⟨
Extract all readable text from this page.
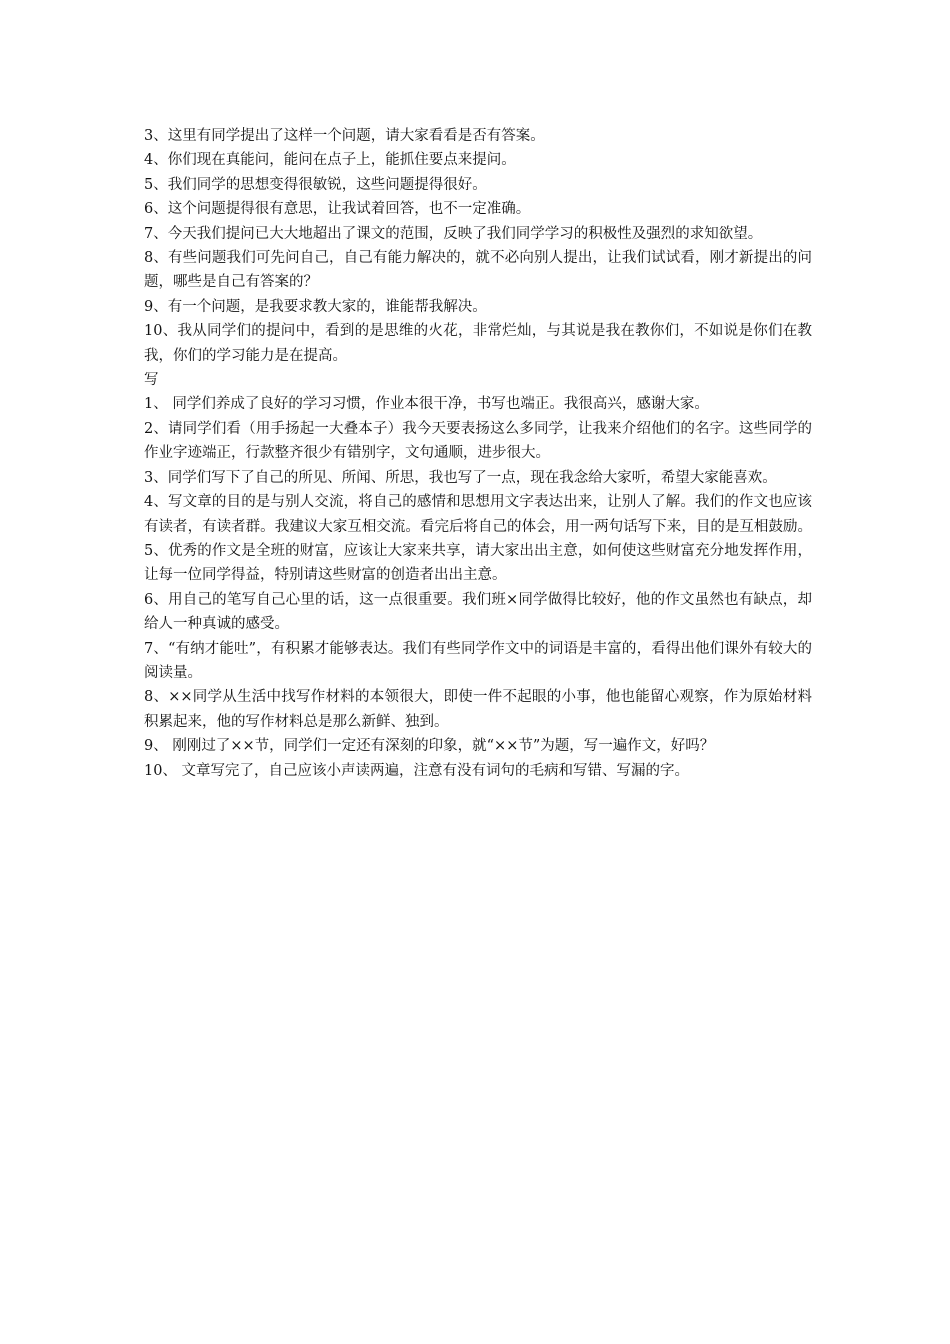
3、这里有同学提出了这样一个问题，请大家看看是否有答案。

4、你们现在真能问，能问在点子上，能抓住要点来提问。

5、我们同学的思想变得很敏锐，这些问题提得很好。

6、这个问题提得很有意思，让我试着回答，也不一定准确。

7、今天我们提问已大大地超出了课文的范围，反映了我们同学学习的积极性及强烈的求知欲望。

8、有些问题我们可先问自己，自己有能力解决的，就不必向别人提出，让我们试试看，刚才新提出的问题，哪些是自己有答案的？

9、有一个问题，是我要求教大家的，谁能帮我解决。

10、我从同学们的提问中，看到的是思维的火花，非常烂灿，与其说是我在教你们，不如说是你们在教我，你们的学习能力是在提高。

写

1、 同学们养成了良好的学习习惯，作业本很干净，书写也端正。我很高兴，感谢大家。

2、请同学们看（用手扬起一大叠本子）我今天要表扬这么多同学，让我来介绍他们的名字。这些同学的作业字迹端正，行款整齐很少有错别字，文句通顺，进步很大。

3、同学们写下了自己的所见、所闻、所思，我也写了一点，现在我念给大家听，希望大家能喜欢。

4、写文章的目的是与别人交流，将自己的感情和思想用文字表达出来，让别人了解。我们的作文也应该有读者，有读者群。我建议大家互相交流。看完后将自己的体会，用一两句话写下来，目的是互相鼓励。5、优秀的作文是全班的财富，应该让大家来共享，请大家出出主意，如何使这些财富充分地发挥作用，让每一位同学得益，特别请这些财富的创造者出出主意。

6、用自己的笔写自己心里的话，这一点很重要。我们班×同学做得比较好，他的作文虽然也有缺点，却给人一种真诚的感受。

7、“有纳才能吐”，有积累才能够表达。我们有些同学作文中的词语是丰富的，看得出他们课外有较大的阅读量。

8、××同学从生活中找写作材料的本领很大，即使一件不起眼的小事，他也能留心观察，作为原始材料积累起来，他的写作材料总是那么新鲜、独到。

9、 刚刚过了××节，同学们一定还有深刻的印象，就“××节”为题，写一遍作文，好吗？

10、 文章写完了，自己应该小声读两遍，注意有没有词句的毛病和写错、写漏的字。
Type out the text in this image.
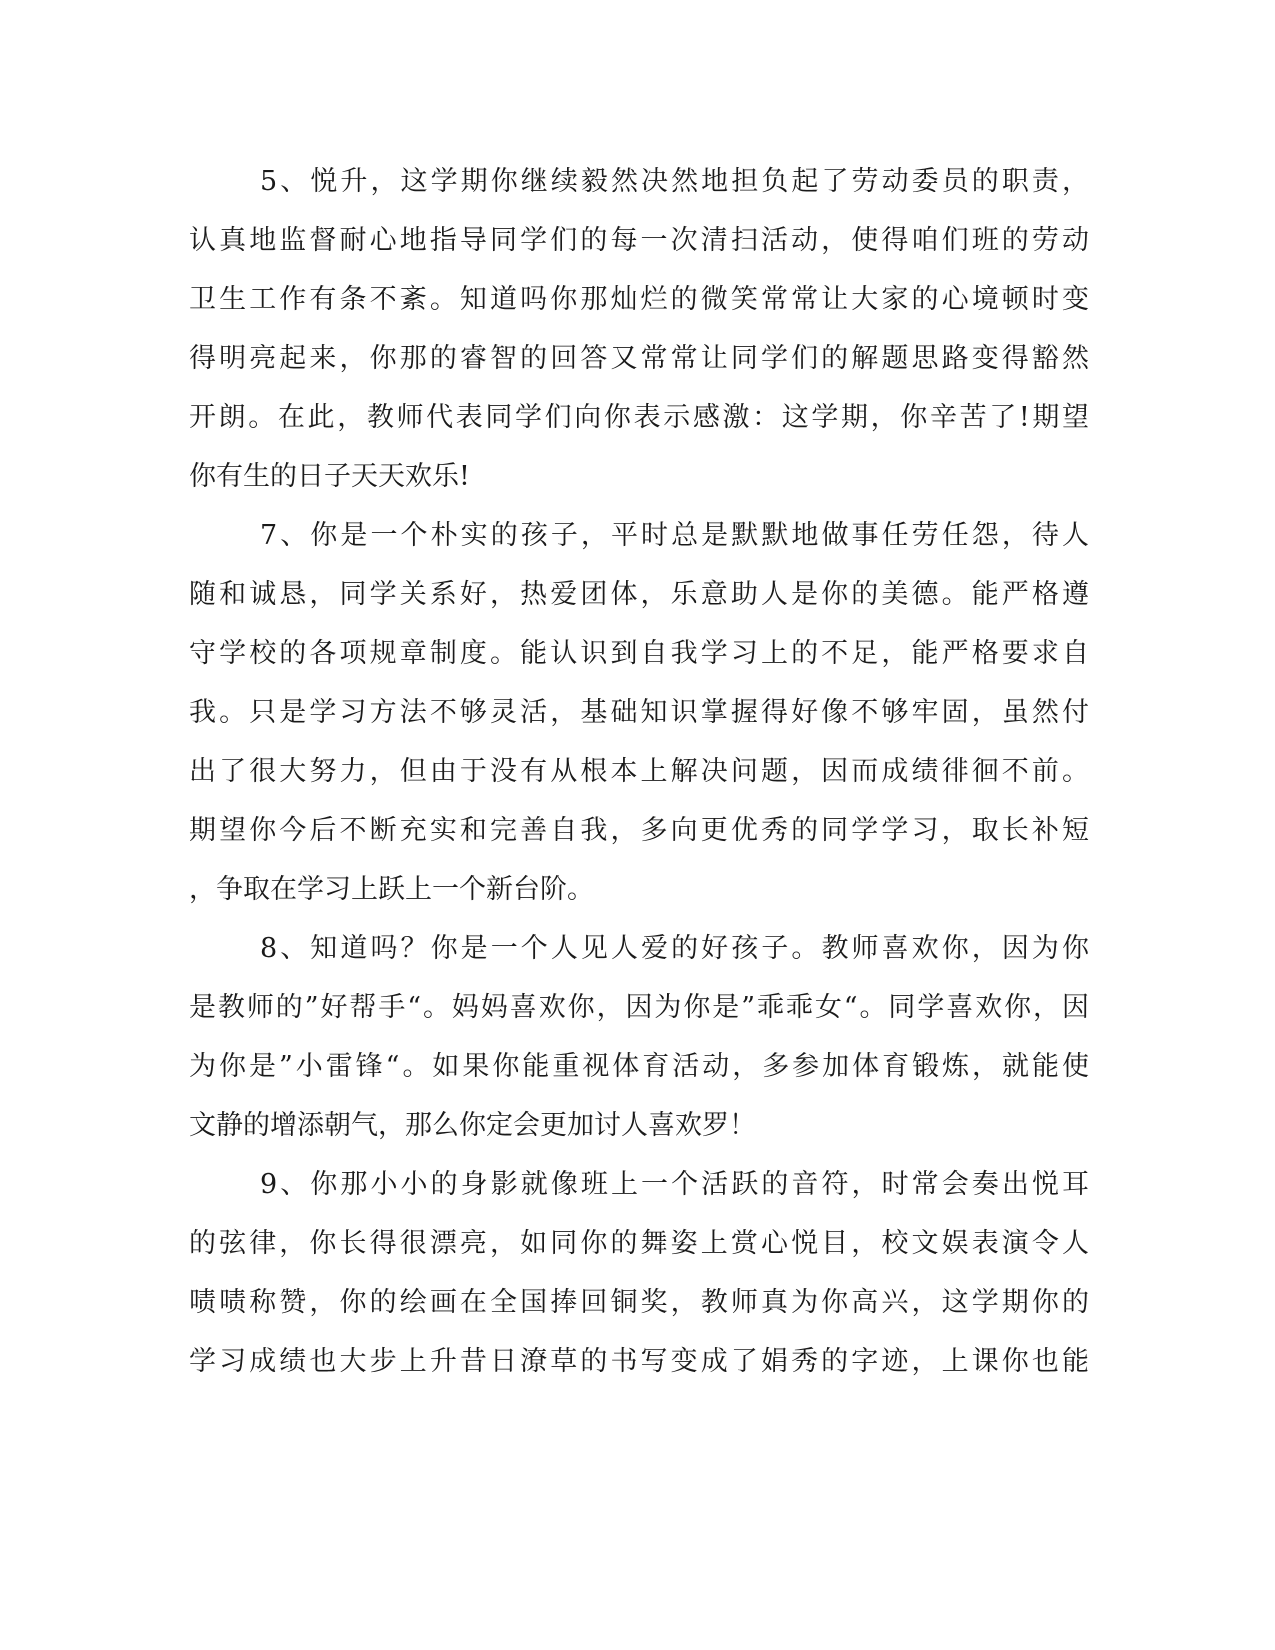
5、悦升，这学期你继续毅然决然地担负起了劳动委员的职责，
认真地监督耐心地指导同学们的每一次清扫活动，使得咱们班的劳动
卫生工作有条不紊。知道吗你那灿烂的微笑常常让大家的心境顿时变
得明亮起来，你那的睿智的回答又常常让同学们的解题思路变得豁然
开朗。在此，教师代表同学们向你表示感激：这学期，你辛苦了!期望
你有生的日子天天欢乐!
7、你是一个朴实的孩子，平时总是默默地做事任劳任怨，待人
随和诚恳，同学关系好，热爱团体，乐意助人是你的美德。能严格遵
守学校的各项规章制度。能认识到自我学习上的不足，能严格要求自
我。只是学习方法不够灵活，基础知识掌握得好像不够牢固，虽然付
出了很大努力，但由于没有从根本上解决问题，因而成绩徘徊不前。
期望你今后不断充实和完善自我，多向更优秀的同学学习，取长补短
，争取在学习上跃上一个新台阶。
8、知道吗？你是一个人见人爱的好孩子。教师喜欢你，因为你
是教师的”好帮手“。妈妈喜欢你，因为你是”乖乖女“。同学喜欢你，因
为你是”小雷锋“。如果你能重视体育活动，多参加体育锻炼，就能使
文静的增添朝气，那么你定会更加讨人喜欢罗！
9、你那小小的身影就像班上一个活跃的音符，时常会奏出悦耳
的弦律，你长得很漂亮，如同你的舞姿上赏心悦目，校文娱表演令人
啧啧称赞，你的绘画在全国捧回铜奖，教师真为你高兴，这学期你的
学习成绩也大步上升昔日潦草的书写变成了娟秀的字迹，上课你也能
⟩
— WRITTEN PROBLEM —
Your task is to transcribe all of the records precisely, with no images included.

— COMPLETE OUTPUT —
Extract all readable text from this page.
3、这里有同学提出了这样一个问题，请大家看看是否有答案。

4、你们现在真能问，能问在点子上，能抓住要点来提问。

5、我们同学的思想变得很敏锐，这些问题提得很好。

6、这个问题提得很有意思，让我试着回答，也不一定准确。

7、今天我们提问已大大地超出了课文的范围，反映了我们同学学习的积极性及强烈的求知欲望。

8、有些问题我们可先问自己，自己有能力解决的，就不必向别人提出，让我们试试看，刚才新提出的问题，哪些是自己有答案的？

9、有一个问题，是我要求教大家的，谁能帮我解决。

10、我从同学们的提问中，看到的是思维的火花，非常烂灿，与其说是我在教你们，不如说是你们在教我，你们的学习能力是在提高。

写

1、 同学们养成了良好的学习习惯，作业本很干净，书写也端正。我很高兴，感谢大家。

2、请同学们看（用手扬起一大叠本子）我今天要表扬这么多同学，让我来介绍他们的名字。这些同学的作业字迹端正，行款整齐很少有错别字，文句通顺，进步很大。

3、同学们写下了自己的所见、所闻、所思，我也写了一点，现在我念给大家听，希望大家能喜欢。

4、写文章的目的是与别人交流，将自己的感情和思想用文字表达出来，让别人了解。我们的作文也应该有读者，有读者群。我建议大家互相交流。看完后将自己的体会，用一两句话写下来，目的是互相鼓励。5、优秀的作文是全班的财富，应该让大家来共享，请大家出出主意，如何使这些财富充分地发挥作用，让每一位同学得益，特别请这些财富的创造者出出主意。

6、用自己的笔写自己心里的话，这一点很重要。我们班×同学做得比较好，他的作文虽然也有缺点，却给人一种真诚的感受。

7、“有纳才能吐”，有积累才能够表达。我们有些同学作文中的词语是丰富的，看得出他们课外有较大的阅读量。

8、××同学从生活中找写作材料的本领很大，即使一件不起眼的小事，他也能留心观察，作为原始材料积累起来，他的写作材料总是那么新鲜、独到。

9、 刚刚过了××节，同学们一定还有深刻的印象，就“××节”为题，写一遍作文，好吗？

10、 文章写完了，自己应该小声读两遍，注意有没有词句的毛病和写错、写漏的字。
Type out the text in this image.
5、悦升，这学期你继续毅然决然地担负起了劳动委员的职责，
认真地监督耐心地指导同学们的每一次清扫活动，使得咱们班的劳动
卫生工作有条不紊。知道吗你那灿烂的微笑常常让大家的心境顿时变
得明亮起来，你那的睿智的回答又常常让同学们的解题思路变得豁然
开朗。在此，教师代表同学们向你表示感激：这学期，你辛苦了!期望
你有生的日子天天欢乐!
7、你是一个朴实的孩子，平时总是默默地做事任劳任怨，待人
随和诚恳，同学关系好，热爱团体，乐意助人是你的美德。能严格遵
守学校的各项规章制度。能认识到自我学习上的不足，能严格要求自
我。只是学习方法不够灵活，基础知识掌握得好像不够牢固，虽然付
出了很大努力，但由于没有从根本上解决问题，因而成绩徘徊不前。
期望你今后不断充实和完善自我，多向更优秀的同学学习，取长补短
，争取在学习上跃上一个新台阶。
8、知道吗？你是一个人见人爱的好孩子。教师喜欢你，因为你
是教师的”好帮手“。妈妈喜欢你，因为你是”乖乖女“。同学喜欢你，因
为你是”小雷锋“。如果你能重视体育活动，多参加体育锻炼，就能使
文静的增添朝气，那么你定会更加讨人喜欢罗！
9、你那小小的身影就像班上一个活跃的音符，时常会奏出悦耳
的弦律，你长得很漂亮，如同你的舞姿上赏心悦目，校文娱表演令人
啧啧称赞，你的绘画在全国捧回铜奖，教师真为你高兴，这学期你的
学习成绩也大步上升昔日潦草的书写变成了娟秀的字迹，上课你也能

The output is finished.